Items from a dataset
◇ ◇ ◇ ◇ ◇

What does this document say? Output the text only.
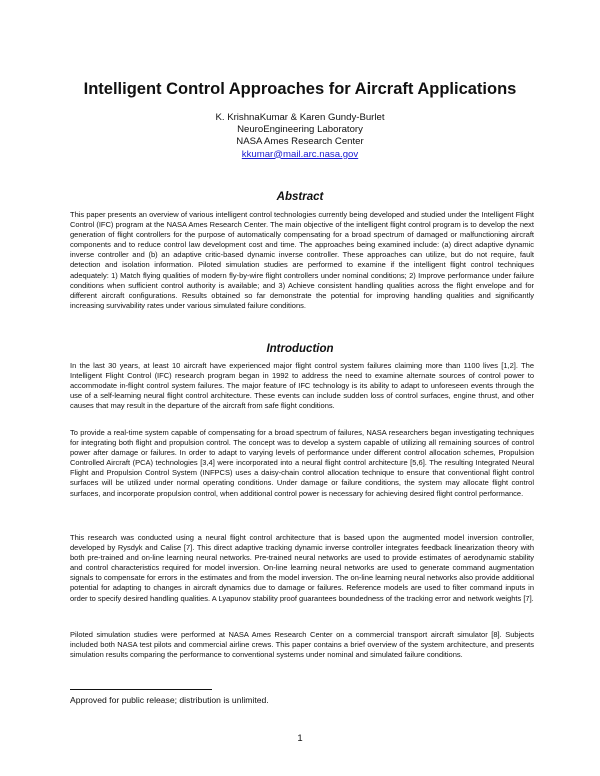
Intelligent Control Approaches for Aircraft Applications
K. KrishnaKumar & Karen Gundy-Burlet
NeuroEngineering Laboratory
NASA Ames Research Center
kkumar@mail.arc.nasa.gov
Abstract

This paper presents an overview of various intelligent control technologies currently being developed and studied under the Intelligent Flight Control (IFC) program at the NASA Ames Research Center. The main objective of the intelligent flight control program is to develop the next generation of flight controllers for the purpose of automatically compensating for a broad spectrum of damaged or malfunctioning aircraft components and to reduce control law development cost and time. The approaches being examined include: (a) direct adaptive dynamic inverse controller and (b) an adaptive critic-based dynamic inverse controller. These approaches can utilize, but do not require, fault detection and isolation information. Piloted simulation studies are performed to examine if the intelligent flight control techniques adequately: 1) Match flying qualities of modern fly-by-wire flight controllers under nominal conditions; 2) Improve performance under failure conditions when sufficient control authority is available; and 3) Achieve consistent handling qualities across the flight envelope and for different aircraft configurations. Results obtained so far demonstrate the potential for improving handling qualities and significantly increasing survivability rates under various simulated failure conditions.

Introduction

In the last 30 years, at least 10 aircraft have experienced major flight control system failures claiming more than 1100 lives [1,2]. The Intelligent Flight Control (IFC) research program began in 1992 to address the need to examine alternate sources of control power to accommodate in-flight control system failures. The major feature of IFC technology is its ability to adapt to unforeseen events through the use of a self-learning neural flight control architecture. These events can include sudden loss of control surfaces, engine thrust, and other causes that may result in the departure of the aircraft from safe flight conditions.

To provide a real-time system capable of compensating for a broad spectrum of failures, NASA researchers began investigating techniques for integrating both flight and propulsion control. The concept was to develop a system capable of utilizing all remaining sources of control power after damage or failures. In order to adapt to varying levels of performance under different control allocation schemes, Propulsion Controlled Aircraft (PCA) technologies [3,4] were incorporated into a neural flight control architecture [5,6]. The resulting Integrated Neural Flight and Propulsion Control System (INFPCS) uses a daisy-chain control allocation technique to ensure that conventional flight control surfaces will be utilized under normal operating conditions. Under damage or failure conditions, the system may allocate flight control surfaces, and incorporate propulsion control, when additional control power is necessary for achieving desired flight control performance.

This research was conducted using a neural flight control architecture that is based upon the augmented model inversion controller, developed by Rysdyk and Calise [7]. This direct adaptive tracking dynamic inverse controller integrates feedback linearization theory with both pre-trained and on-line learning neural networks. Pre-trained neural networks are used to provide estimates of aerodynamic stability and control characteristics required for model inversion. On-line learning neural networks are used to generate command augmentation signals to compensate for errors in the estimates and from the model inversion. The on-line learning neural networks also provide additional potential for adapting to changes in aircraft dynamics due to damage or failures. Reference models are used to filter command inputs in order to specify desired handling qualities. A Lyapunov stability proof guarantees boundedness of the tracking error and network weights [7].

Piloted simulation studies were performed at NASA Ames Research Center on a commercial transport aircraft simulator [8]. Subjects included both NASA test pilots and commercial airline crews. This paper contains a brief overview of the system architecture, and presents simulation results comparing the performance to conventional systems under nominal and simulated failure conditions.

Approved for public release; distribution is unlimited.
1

◇ ◇ ◇ ◇ ◇

EXERCISE DETAILS
In the records above, locate every line with the string "conventional" and copy it.

EXERCISE RESPONSE
To provide a real-time system capable of compensating for a broad spectrum of failures, NASA researchers began investigating techniques for integrating both flight and propulsion control. The concept was to develop a system capable of utilizing all remaining sources of control power after damage or failures. In order to adapt to varying levels of performance under different control allocation schemes, Propulsion Controlled Aircraft (PCA) technologies [3,4] were incorporated into a neural flight control architecture [5,6]. The resulting Integrated Neural Flight and Propulsion Control System (INFPCS) uses a daisy-chain control allocation technique to ensure that conventional flight control surfaces will be utilized under normal operating conditions. Under damage or failure conditions, the system may allocate flight control surfaces, and incorporate propulsion control, when additional control power is necessary for achieving desired flight control performance.
Piloted simulation studies were performed at NASA Ames Research Center on a commercial transport aircraft simulator [8]. Subjects included both NASA test pilots and commercial airline crews. This paper contains a brief overview of the system architecture, and presents simulation results comparing the performance to conventional systems under nominal and simulated failure conditions.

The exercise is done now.